- Data excerpts -
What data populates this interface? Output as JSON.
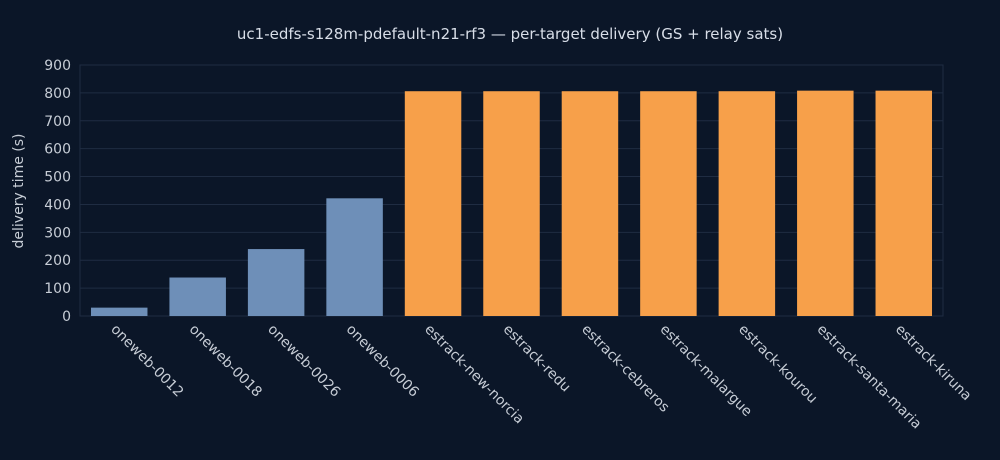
{
  "chart_data": {
    "type": "bar",
    "title": "uc1-edfs-s128m-pdefault-n21-rf3 — per-target delivery (GS + relay sats)",
    "xlabel": "",
    "ylabel": "delivery time (s)",
    "ylim": [
      0,
      900
    ],
    "yticks": [
      0,
      100,
      200,
      300,
      400,
      500,
      600,
      700,
      800,
      900
    ],
    "categories": [
      "oneweb-0012",
      "oneweb-0018",
      "oneweb-0026",
      "oneweb-0006",
      "estrack-new-norcia",
      "estrack-redu",
      "estrack-cebreros",
      "estrack-malargue",
      "estrack-kourou",
      "estrack-santa-maria",
      "estrack-kiruna"
    ],
    "values": [
      30,
      138,
      240,
      422,
      806,
      806,
      806,
      806,
      806,
      808,
      808
    ],
    "kinds": [
      "sat",
      "sat",
      "sat",
      "sat",
      "gs",
      "gs",
      "gs",
      "gs",
      "gs",
      "gs",
      "gs"
    ],
    "grid": true,
    "colors": {
      "sat": "#6e8fb8",
      "gs": "#f7a04a",
      "background": "#0b1628"
    }
  }
}
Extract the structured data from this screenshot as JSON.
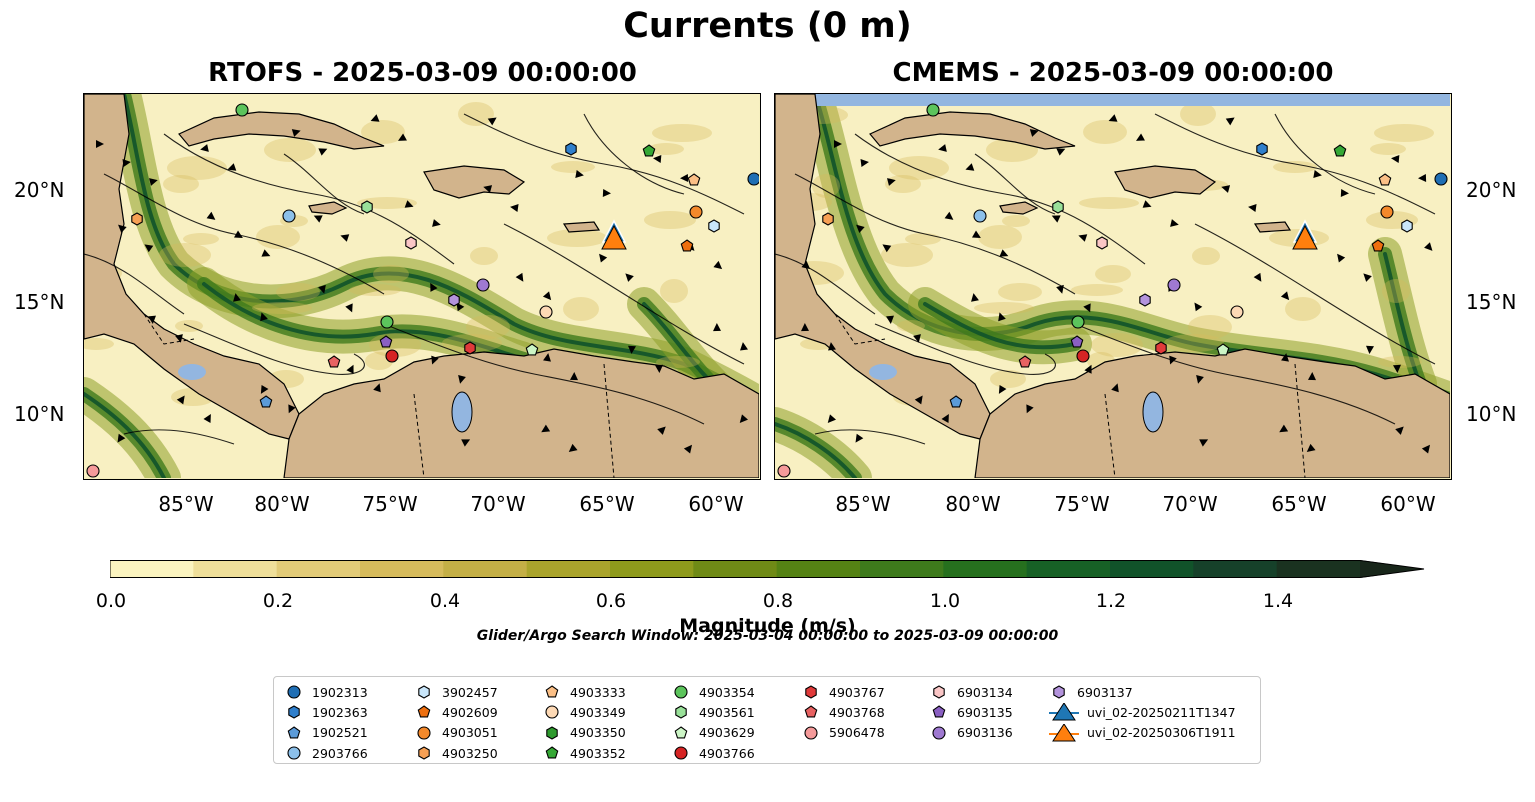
{
  "title": "Currents (0 m)",
  "panels": [
    {
      "id": "left",
      "title": "RTOFS - 2025-03-09 00:00:00"
    },
    {
      "id": "right",
      "title": "CMEMS - 2025-03-09 00:00:00"
    }
  ],
  "axes": {
    "lon_ticks": [
      "85°W",
      "80°W",
      "75°W",
      "70°W",
      "65°W",
      "60°W"
    ],
    "lat_ticks": [
      "20°N",
      "15°N",
      "10°N"
    ]
  },
  "colorbar": {
    "label": "Magnitude (m/s)",
    "ticks": [
      "0.0",
      "0.2",
      "0.4",
      "0.6",
      "0.8",
      "1.0",
      "1.2",
      "1.4"
    ],
    "range": [
      0,
      1.5
    ],
    "extend": "max",
    "colors": [
      "#fbf4c0",
      "#efdf9a",
      "#e2cb78",
      "#d6bb5c",
      "#c4af46",
      "#aaa42c",
      "#8e9a1c",
      "#6f8a16",
      "#558214",
      "#3e7a1c",
      "#26701e",
      "#176126",
      "#11532a",
      "#16412a",
      "#1a3220",
      "#18261a"
    ]
  },
  "search_window": "Glider/Argo Search Window: 2025-03-04 00:00:00 to 2025-03-09 00:00:00",
  "legend": {
    "columns": [
      [
        {
          "label": "1902313",
          "marker": "circle",
          "color": "#1f6eb4"
        },
        {
          "label": "1902363",
          "marker": "hexagon",
          "color": "#2f7fcc"
        },
        {
          "label": "1902521",
          "marker": "pentagon",
          "color": "#5b9bd9"
        },
        {
          "label": "2903766",
          "marker": "circle",
          "color": "#8cc0ea"
        }
      ],
      [
        {
          "label": "3902457",
          "marker": "hexagon",
          "color": "#c9e6fa"
        },
        {
          "label": "4902609",
          "marker": "pentagon",
          "color": "#ee6f0f"
        },
        {
          "label": "4903051",
          "marker": "circle",
          "color": "#f4892b"
        },
        {
          "label": "4903250",
          "marker": "hexagon",
          "color": "#f7a054"
        }
      ],
      [
        {
          "label": "4903333",
          "marker": "pentagon",
          "color": "#fbbf86"
        },
        {
          "label": "4903349",
          "marker": "circle",
          "color": "#fdd9b5"
        },
        {
          "label": "4903350",
          "marker": "hexagon",
          "color": "#2e9a2e"
        },
        {
          "label": "4903352",
          "marker": "pentagon",
          "color": "#35a835"
        }
      ],
      [
        {
          "label": "4903354",
          "marker": "circle",
          "color": "#5cc45c"
        },
        {
          "label": "4903561",
          "marker": "hexagon",
          "color": "#99e099"
        },
        {
          "label": "4903629",
          "marker": "pentagon",
          "color": "#ccf5c6"
        },
        {
          "label": "4903766",
          "marker": "circle",
          "color": "#d62424"
        }
      ],
      [
        {
          "label": "4903767",
          "marker": "hexagon",
          "color": "#e03a3a"
        },
        {
          "label": "4903768",
          "marker": "pentagon",
          "color": "#e86262"
        },
        {
          "label": "5906478",
          "marker": "circle",
          "color": "#f59a9a"
        }
      ],
      [
        {
          "label": "6903134",
          "marker": "hexagon",
          "color": "#fac6c6"
        },
        {
          "label": "6903135",
          "marker": "pentagon",
          "color": "#8a5fc2"
        },
        {
          "label": "6903136",
          "marker": "circle",
          "color": "#9f79d1"
        }
      ],
      [
        {
          "label": "6903137",
          "marker": "hexagon",
          "color": "#b393dc"
        },
        {
          "label": "uvi_02-20250211T1347",
          "marker": "triangle-line",
          "color": "#1f77b4"
        },
        {
          "label": "uvi_02-20250306T1911",
          "marker": "triangle-line",
          "color": "#ff7f0e"
        }
      ]
    ]
  }
}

- Request -
Count how many lines above carry the word "this". Only the number is required.

- Finished answer -
2